Transcribe all of the records precisely as they are presented.
** begin RECORDS FOR THIS TASK **
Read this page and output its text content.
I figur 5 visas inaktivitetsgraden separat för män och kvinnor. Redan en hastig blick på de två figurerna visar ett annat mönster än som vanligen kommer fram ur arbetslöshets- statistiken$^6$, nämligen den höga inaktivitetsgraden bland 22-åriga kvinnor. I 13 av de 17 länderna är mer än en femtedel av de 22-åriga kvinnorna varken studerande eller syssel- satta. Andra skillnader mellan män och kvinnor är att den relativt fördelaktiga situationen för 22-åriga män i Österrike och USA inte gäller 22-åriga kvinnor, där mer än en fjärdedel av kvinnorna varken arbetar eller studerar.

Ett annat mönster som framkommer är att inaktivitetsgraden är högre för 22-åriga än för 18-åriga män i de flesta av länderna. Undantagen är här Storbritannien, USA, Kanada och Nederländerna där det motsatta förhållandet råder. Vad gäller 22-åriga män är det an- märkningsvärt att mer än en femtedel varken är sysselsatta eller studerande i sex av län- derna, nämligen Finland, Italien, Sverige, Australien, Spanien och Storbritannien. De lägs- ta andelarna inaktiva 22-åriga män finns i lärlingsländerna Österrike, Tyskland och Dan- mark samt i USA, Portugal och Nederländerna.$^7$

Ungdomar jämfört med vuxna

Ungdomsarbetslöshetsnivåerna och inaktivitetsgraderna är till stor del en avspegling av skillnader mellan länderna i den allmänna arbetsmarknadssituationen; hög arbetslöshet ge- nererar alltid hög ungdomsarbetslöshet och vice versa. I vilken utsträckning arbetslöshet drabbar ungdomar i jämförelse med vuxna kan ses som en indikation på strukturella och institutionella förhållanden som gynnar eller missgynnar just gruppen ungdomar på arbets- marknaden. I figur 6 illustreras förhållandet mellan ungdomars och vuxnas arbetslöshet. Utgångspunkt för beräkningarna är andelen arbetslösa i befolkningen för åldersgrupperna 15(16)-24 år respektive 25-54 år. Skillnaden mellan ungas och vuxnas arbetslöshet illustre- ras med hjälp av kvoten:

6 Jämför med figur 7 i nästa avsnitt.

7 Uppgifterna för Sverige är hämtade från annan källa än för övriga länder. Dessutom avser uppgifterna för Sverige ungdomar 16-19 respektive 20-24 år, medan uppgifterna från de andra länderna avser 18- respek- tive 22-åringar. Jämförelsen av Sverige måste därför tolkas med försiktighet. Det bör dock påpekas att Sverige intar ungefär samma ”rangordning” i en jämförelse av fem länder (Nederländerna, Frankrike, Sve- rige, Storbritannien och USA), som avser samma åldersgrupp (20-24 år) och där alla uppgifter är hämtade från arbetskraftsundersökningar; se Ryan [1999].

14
** end RECORDS FOR THIS TASK **
COMPLETED TASK:
Read this page and output its text content.
I figur 5 visas inaktivitetsgraden separat för män och kvinnor. Redan en hastig blick på de två figurerna visar ett annat mönster än som vanligen kommer fram ur arbetslöshets- statistiken$^6$, nämligen den höga inaktivitetsgraden bland 22-åriga kvinnor. I 13 av de 17 länderna är mer än en femtedel av de 22-åriga kvinnorna varken studerande eller syssel- satta. Andra skillnader mellan män och kvinnor är att den relativt fördelaktiga situationen för 22-åriga män i Österrike och USA inte gäller 22-åriga kvinnor, där mer än en fjärdedel av kvinnorna varken arbetar eller studerar.

Ett annat mönster som framkommer är att inaktivitetsgraden är högre för 22-åriga än för 18-åriga män i de flesta av länderna. Undantagen är här Storbritannien, USA, Kanada och Nederländerna där det motsatta förhållandet råder. Vad gäller 22-åriga män är det an- märkningsvärt att mer än en femtedel varken är sysselsatta eller studerande i sex av län- derna, nämligen Finland, Italien, Sverige, Australien, Spanien och Storbritannien. De lägs- ta andelarna inaktiva 22-åriga män finns i lärlingsländerna Österrike, Tyskland och Dan- mark samt i USA, Portugal och Nederländerna.$^7$

Ungdomar jämfört med vuxna

Ungdomsarbetslöshetsnivåerna och inaktivitetsgraderna är till stor del en avspegling av skillnader mellan länderna i den allmänna arbetsmarknadssituationen; hög arbetslöshet ge- nererar alltid hög ungdomsarbetslöshet och vice versa. I vilken utsträckning arbetslöshet drabbar ungdomar i jämförelse med vuxna kan ses som en indikation på strukturella och institutionella förhållanden som gynnar eller missgynnar just gruppen ungdomar på arbets- marknaden. I figur 6 illustreras förhållandet mellan ungdomars och vuxnas arbetslöshet. Utgångspunkt för beräkningarna är andelen arbetslösa i befolkningen för åldersgrupperna 15(16)-24 år respektive 25-54 år. Skillnaden mellan ungas och vuxnas arbetslöshet illustre- ras med hjälp av kvoten:

6 Jämför med figur 7 i nästa avsnitt.

7 Uppgifterna för Sverige är hämtade från annan källa än för övriga länder. Dessutom avser uppgifterna för Sverige ungdomar 16-19 respektive 20-24 år, medan uppgifterna från de andra länderna avser 18- respek- tive 22-åringar. Jämförelsen av Sverige måste därför tolkas med försiktighet. Det bör dock påpekas att Sverige intar ungefär samma ”rangordning” i en jämförelse av fem länder (Nederländerna, Frankrike, Sve- rige, Storbritannien och USA), som avser samma åldersgrupp (20-24 år) och där alla uppgifter är hämtade från arbetskraftsundersökningar; se Ryan [1999].

14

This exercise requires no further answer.